• **YOUR INSTRUCTIONS**: Your task is to copy the material exactly.

• **DATASET RECORDS**:
******

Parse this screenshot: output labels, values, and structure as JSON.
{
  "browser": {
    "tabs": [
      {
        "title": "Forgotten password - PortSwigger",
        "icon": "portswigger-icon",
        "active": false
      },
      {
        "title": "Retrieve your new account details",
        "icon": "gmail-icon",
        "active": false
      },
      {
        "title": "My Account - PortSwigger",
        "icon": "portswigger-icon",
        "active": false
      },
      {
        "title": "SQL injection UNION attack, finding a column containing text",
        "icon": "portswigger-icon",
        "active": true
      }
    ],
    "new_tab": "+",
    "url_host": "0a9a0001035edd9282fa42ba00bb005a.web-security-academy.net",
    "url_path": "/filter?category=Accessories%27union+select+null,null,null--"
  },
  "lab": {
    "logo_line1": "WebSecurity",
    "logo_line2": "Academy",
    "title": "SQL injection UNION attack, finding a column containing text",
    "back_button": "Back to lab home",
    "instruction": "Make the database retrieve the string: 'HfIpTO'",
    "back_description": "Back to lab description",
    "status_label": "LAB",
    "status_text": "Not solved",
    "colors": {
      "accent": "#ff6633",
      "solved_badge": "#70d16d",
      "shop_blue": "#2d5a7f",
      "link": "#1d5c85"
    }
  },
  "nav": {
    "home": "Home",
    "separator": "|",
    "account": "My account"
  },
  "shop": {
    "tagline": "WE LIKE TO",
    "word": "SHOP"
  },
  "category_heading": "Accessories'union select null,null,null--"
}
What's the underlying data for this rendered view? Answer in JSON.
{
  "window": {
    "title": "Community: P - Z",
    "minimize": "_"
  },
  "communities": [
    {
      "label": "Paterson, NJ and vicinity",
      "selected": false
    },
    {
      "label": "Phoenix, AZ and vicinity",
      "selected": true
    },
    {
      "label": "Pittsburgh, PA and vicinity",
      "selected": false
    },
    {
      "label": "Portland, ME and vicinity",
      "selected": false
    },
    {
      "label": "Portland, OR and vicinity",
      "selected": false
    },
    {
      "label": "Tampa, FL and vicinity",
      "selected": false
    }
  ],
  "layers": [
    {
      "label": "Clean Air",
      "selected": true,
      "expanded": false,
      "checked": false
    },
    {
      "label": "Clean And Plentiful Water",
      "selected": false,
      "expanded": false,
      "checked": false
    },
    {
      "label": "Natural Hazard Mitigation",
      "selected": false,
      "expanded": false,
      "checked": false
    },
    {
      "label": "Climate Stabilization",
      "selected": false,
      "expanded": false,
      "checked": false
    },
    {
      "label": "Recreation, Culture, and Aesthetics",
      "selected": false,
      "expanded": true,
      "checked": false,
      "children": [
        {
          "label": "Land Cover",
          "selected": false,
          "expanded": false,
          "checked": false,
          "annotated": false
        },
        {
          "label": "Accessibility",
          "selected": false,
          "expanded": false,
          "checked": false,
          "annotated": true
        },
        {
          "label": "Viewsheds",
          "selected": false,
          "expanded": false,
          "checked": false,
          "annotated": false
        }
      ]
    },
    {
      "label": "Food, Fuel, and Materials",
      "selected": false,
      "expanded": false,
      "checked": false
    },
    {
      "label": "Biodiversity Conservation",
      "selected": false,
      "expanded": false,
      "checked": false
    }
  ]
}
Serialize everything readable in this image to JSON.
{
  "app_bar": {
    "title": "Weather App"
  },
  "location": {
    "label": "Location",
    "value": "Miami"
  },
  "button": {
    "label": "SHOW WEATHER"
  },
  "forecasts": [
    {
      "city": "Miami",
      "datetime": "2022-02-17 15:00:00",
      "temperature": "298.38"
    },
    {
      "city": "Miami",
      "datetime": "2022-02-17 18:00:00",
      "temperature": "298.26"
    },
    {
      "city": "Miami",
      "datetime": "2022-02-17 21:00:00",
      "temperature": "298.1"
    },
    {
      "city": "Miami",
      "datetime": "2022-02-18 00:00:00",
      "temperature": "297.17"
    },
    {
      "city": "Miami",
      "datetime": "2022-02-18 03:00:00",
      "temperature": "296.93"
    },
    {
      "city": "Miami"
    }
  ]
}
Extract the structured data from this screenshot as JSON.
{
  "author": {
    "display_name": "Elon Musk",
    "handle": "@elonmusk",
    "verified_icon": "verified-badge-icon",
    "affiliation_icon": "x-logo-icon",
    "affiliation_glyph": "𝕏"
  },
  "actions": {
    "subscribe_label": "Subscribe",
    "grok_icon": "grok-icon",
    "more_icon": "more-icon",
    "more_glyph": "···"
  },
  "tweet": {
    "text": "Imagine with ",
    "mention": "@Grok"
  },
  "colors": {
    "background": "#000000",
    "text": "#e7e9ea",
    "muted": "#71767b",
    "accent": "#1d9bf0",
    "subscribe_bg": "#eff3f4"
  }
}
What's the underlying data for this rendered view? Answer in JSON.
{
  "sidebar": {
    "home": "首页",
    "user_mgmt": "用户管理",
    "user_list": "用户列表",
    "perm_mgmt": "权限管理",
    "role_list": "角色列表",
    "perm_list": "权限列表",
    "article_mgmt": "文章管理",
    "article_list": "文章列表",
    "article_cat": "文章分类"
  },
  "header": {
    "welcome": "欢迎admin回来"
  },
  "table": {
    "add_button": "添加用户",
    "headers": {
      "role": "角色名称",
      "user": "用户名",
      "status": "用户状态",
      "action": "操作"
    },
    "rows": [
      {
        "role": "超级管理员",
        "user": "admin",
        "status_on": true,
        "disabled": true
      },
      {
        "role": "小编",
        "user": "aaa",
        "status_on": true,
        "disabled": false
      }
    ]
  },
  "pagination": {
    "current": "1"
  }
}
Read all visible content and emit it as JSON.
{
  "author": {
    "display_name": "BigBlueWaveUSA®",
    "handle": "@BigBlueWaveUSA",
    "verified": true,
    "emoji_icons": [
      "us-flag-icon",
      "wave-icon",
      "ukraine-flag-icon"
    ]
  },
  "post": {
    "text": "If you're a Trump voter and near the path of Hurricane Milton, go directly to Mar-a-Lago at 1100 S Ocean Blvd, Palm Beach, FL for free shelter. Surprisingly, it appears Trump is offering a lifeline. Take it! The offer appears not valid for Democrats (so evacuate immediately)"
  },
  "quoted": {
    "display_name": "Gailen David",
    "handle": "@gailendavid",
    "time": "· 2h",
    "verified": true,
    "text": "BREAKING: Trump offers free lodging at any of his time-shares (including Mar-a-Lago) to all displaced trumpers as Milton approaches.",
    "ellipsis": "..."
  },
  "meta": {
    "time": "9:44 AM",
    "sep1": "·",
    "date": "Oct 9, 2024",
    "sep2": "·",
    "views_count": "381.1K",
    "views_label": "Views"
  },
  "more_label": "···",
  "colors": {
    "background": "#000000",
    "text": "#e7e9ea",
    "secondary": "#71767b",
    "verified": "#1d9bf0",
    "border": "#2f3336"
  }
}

******

• **EXERCISE OUTPUT**:
Parse this screenshot: output labels, values, and structure as JSON.
{
  "browser": {
    "tabs": [
      {
        "title": "Forgotten password - PortSwigger",
        "icon": "portswigger-icon",
        "active": false
      },
      {
        "title": "Retrieve your new account details",
        "icon": "gmail-icon",
        "active": false
      },
      {
        "title": "My Account - PortSwigger",
        "icon": "portswigger-icon",
        "active": false
      },
      {
        "title": "SQL injection UNION attack, finding a column containing text",
        "icon": "portswigger-icon",
        "active": true
      }
    ],
    "new_tab": "+",
    "url_host": "0a9a0001035edd9282fa42ba00bb005a.web-security-academy.net",
    "url_path": "/filter?category=Accessories%27union+select+null,null,null--"
  },
  "lab": {
    "logo_line1": "WebSecurity",
    "logo_line2": "Academy",
    "title": "SQL injection UNION attack, finding a column containing text",
    "back_button": "Back to lab home",
    "instruction": "Make the database retrieve the string: 'HfIpTO'",
    "back_description": "Back to lab description",
    "status_label": "LAB",
    "status_text": "Not solved",
    "colors": {
      "accent": "#ff6633",
      "solved_badge": "#70d16d",
      "shop_blue": "#2d5a7f",
      "link": "#1d5c85"
    }
  },
  "nav": {
    "home": "Home",
    "separator": "|",
    "account": "My account"
  },
  "shop": {
    "tagline": "WE LIKE TO",
    "word": "SHOP"
  },
  "category_heading": "Accessories'union select null,null,null--"
}
What's the underlying data for this rendered view? Answer in JSON.
{
  "window": {
    "title": "Community: P - Z",
    "minimize": "_"
  },
  "communities": [
    {
      "label": "Paterson, NJ and vicinity",
      "selected": false
    },
    {
      "label": "Phoenix, AZ and vicinity",
      "selected": true
    },
    {
      "label": "Pittsburgh, PA and vicinity",
      "selected": false
    },
    {
      "label": "Portland, ME and vicinity",
      "selected": false
    },
    {
      "label": "Portland, OR and vicinity",
      "selected": false
    },
    {
      "label": "Tampa, FL and vicinity",
      "selected": false
    }
  ],
  "layers": [
    {
      "label": "Clean Air",
      "selected": true,
      "expanded": false,
      "checked": false
    },
    {
      "label": "Clean And Plentiful Water",
      "selected": false,
      "expanded": false,
      "checked": false
    },
    {
      "label": "Natural Hazard Mitigation",
      "selected": false,
      "expanded": false,
      "checked": false
    },
    {
      "label": "Climate Stabilization",
      "selected": false,
      "expanded": false,
      "checked": false
    },
    {
      "label": "Recreation, Culture, and Aesthetics",
      "selected": false,
      "expanded": true,
      "checked": false,
      "children": [
        {
          "label": "Land Cover",
          "selected": false,
          "expanded": false,
          "checked": false,
          "annotated": false
        },
        {
          "label": "Accessibility",
          "selected": false,
          "expanded": false,
          "checked": false,
          "annotated": true
        },
        {
          "label": "Viewsheds",
          "selected": false,
          "expanded": false,
          "checked": false,
          "annotated": false
        }
      ]
    },
    {
      "label": "Food, Fuel, and Materials",
      "selected": false,
      "expanded": false,
      "checked": false
    },
    {
      "label": "Biodiversity Conservation",
      "selected": false,
      "expanded": false,
      "checked": false
    }
  ]
}
Serialize everything readable in this image to JSON.
{
  "app_bar": {
    "title": "Weather App"
  },
  "location": {
    "label": "Location",
    "value": "Miami"
  },
  "button": {
    "label": "SHOW WEATHER"
  },
  "forecasts": [
    {
      "city": "Miami",
      "datetime": "2022-02-17 15:00:00",
      "temperature": "298.38"
    },
    {
      "city": "Miami",
      "datetime": "2022-02-17 18:00:00",
      "temperature": "298.26"
    },
    {
      "city": "Miami",
      "datetime": "2022-02-17 21:00:00",
      "temperature": "298.1"
    },
    {
      "city": "Miami",
      "datetime": "2022-02-18 00:00:00",
      "temperature": "297.17"
    },
    {
      "city": "Miami",
      "datetime": "2022-02-18 03:00:00",
      "temperature": "296.93"
    },
    {
      "city": "Miami"
    }
  ]
}
Extract the structured data from this screenshot as JSON.
{
  "author": {
    "display_name": "Elon Musk",
    "handle": "@elonmusk",
    "verified_icon": "verified-badge-icon",
    "affiliation_icon": "x-logo-icon",
    "affiliation_glyph": "𝕏"
  },
  "actions": {
    "subscribe_label": "Subscribe",
    "grok_icon": "grok-icon",
    "more_icon": "more-icon",
    "more_glyph": "···"
  },
  "tweet": {
    "text": "Imagine with ",
    "mention": "@Grok"
  },
  "colors": {
    "background": "#000000",
    "text": "#e7e9ea",
    "muted": "#71767b",
    "accent": "#1d9bf0",
    "subscribe_bg": "#eff3f4"
  }
}
What's the underlying data for this rendered view? Answer in JSON.
{
  "sidebar": {
    "home": "首页",
    "user_mgmt": "用户管理",
    "user_list": "用户列表",
    "perm_mgmt": "权限管理",
    "role_list": "角色列表",
    "perm_list": "权限列表",
    "article_mgmt": "文章管理",
    "article_list": "文章列表",
    "article_cat": "文章分类"
  },
  "header": {
    "welcome": "欢迎admin回来"
  },
  "table": {
    "add_button": "添加用户",
    "headers": {
      "role": "角色名称",
      "user": "用户名",
      "status": "用户状态",
      "action": "操作"
    },
    "rows": [
      {
        "role": "超级管理员",
        "user": "admin",
        "status_on": true,
        "disabled": true
      },
      {
        "role": "小编",
        "user": "aaa",
        "status_on": true,
        "disabled": false
      }
    ]
  },
  "pagination": {
    "current": "1"
  }
}
Read all visible content and emit it as JSON.
{
  "author": {
    "display_name": "BigBlueWaveUSA®",
    "handle": "@BigBlueWaveUSA",
    "verified": true,
    "emoji_icons": [
      "us-flag-icon",
      "wave-icon",
      "ukraine-flag-icon"
    ]
  },
  "post": {
    "text": "If you're a Trump voter and near the path of Hurricane Milton, go directly to Mar-a-Lago at 1100 S Ocean Blvd, Palm Beach, FL for free shelter. Surprisingly, it appears Trump is offering a lifeline. Take it! The offer appears not valid for Democrats (so evacuate immediately)"
  },
  "quoted": {
    "display_name": "Gailen David",
    "handle": "@gailendavid",
    "time": "· 2h",
    "verified": true,
    "text": "BREAKING: Trump offers free lodging at any of his time-shares (including Mar-a-Lago) to all displaced trumpers as Milton approaches.",
    "ellipsis": "..."
  },
  "meta": {
    "time": "9:44 AM",
    "sep1": "·",
    "date": "Oct 9, 2024",
    "sep2": "·",
    "views_count": "381.1K",
    "views_label": "Views"
  },
  "more_label": "···",
  "colors": {
    "background": "#000000",
    "text": "#e7e9ea",
    "secondary": "#71767b",
    "verified": "#1d9bf0",
    "border": "#2f3336"
  }
}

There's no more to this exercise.